(Dataset items)
[START]

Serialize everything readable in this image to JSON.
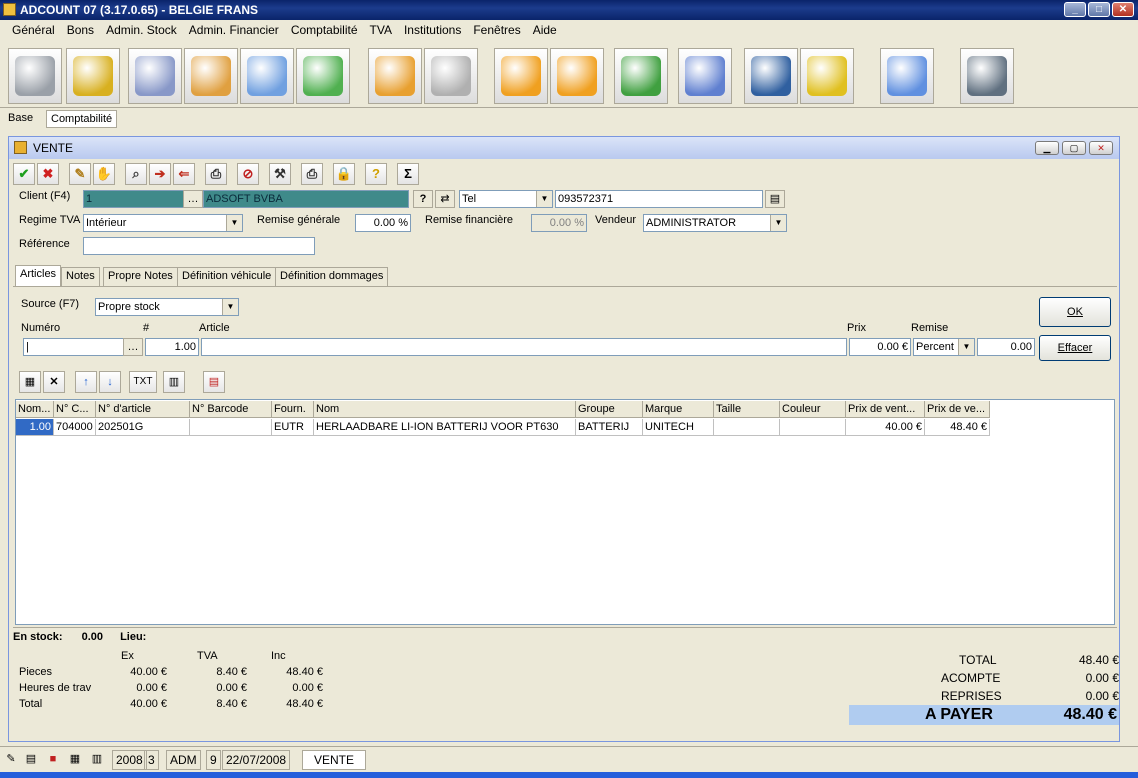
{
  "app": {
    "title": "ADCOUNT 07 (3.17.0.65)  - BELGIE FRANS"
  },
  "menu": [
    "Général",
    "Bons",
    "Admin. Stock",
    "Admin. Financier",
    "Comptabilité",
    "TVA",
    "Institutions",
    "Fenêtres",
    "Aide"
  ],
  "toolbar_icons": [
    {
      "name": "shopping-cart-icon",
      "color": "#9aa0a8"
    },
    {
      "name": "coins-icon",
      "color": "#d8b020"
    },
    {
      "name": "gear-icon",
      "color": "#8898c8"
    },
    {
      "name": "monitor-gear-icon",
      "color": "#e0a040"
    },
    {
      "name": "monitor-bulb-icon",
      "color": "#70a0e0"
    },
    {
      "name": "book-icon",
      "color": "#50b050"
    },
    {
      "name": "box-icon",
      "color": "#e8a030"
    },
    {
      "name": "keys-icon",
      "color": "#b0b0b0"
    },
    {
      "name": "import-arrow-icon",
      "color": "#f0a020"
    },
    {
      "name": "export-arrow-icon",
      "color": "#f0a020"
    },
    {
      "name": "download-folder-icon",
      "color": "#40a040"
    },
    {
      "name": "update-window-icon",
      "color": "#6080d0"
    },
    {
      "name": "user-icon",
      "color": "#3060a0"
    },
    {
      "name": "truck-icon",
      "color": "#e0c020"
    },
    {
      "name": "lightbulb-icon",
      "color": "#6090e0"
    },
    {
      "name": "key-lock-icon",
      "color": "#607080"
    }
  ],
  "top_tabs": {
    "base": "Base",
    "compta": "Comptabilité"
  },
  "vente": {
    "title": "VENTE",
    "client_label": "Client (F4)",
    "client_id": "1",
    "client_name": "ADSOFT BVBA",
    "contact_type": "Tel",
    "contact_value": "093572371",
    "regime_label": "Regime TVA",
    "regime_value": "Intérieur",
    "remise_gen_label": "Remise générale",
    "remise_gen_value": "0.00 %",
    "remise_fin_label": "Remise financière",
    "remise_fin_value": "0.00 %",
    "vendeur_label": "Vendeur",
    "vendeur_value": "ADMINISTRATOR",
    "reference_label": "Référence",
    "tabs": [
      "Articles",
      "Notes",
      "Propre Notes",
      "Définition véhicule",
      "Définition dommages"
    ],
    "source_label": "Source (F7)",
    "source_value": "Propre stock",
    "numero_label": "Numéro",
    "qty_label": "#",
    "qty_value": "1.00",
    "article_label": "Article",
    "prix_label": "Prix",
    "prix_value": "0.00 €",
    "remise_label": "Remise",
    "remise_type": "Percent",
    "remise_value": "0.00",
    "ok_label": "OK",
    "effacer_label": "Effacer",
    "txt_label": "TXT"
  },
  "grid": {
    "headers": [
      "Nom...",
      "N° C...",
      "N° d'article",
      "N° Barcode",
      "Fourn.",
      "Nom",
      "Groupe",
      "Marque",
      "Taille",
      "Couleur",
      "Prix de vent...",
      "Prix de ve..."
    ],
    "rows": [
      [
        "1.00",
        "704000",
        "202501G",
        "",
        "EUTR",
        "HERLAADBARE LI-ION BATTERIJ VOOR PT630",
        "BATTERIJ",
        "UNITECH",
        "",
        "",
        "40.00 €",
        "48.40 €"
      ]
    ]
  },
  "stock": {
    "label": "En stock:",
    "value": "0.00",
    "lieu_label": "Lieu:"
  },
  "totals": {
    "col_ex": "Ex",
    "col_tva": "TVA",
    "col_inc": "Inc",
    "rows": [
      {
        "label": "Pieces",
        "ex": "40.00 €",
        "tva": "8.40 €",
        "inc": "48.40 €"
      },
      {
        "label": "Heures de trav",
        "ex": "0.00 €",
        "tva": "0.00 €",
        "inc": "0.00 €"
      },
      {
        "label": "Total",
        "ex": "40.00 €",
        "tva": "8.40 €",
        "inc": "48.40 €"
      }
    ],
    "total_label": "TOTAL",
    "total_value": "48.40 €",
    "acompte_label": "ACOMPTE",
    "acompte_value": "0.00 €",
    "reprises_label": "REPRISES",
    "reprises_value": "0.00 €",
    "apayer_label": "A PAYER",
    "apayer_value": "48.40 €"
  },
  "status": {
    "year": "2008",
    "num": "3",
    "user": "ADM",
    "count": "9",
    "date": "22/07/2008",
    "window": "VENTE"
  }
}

[END]
[START]

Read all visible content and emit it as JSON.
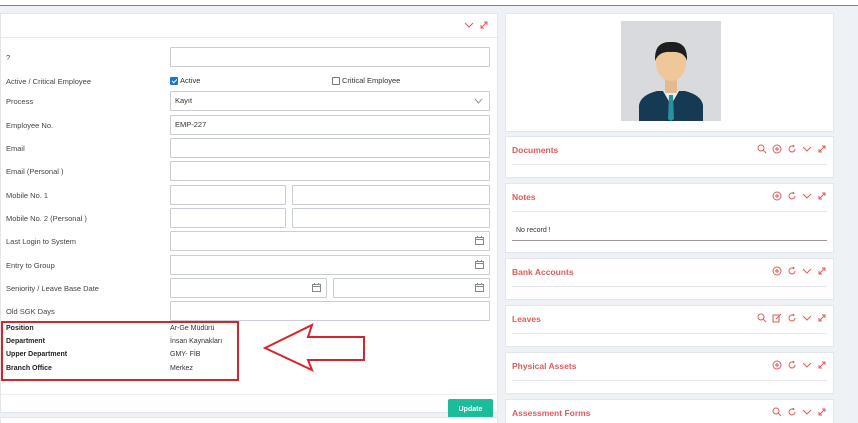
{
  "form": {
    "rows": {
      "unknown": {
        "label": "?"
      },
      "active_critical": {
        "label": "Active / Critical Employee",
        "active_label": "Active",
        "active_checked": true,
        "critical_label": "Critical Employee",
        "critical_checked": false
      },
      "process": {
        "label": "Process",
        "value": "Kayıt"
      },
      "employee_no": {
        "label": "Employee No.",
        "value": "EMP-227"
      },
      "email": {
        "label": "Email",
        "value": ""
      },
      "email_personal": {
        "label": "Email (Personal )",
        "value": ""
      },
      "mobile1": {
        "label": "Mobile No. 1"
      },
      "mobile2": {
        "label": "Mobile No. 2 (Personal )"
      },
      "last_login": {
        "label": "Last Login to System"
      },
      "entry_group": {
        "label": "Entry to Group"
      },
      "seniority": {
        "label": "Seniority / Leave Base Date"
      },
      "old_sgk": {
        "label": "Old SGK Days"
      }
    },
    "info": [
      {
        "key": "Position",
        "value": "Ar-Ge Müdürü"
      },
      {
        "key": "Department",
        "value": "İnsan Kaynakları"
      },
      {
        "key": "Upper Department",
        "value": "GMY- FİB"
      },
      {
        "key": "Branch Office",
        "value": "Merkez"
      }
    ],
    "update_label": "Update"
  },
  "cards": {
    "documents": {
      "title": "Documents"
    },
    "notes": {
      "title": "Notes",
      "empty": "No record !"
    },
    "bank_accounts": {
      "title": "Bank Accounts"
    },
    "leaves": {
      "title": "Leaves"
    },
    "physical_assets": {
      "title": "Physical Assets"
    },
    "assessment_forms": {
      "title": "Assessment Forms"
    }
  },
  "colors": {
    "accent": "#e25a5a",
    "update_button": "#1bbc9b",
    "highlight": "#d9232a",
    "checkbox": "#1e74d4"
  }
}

[END]

Exercise | Select and copy each line from the data that includes the word "Base".

Response for this exercise |
    "base": "Base",
        "label": "Seniority / Leave Base Date"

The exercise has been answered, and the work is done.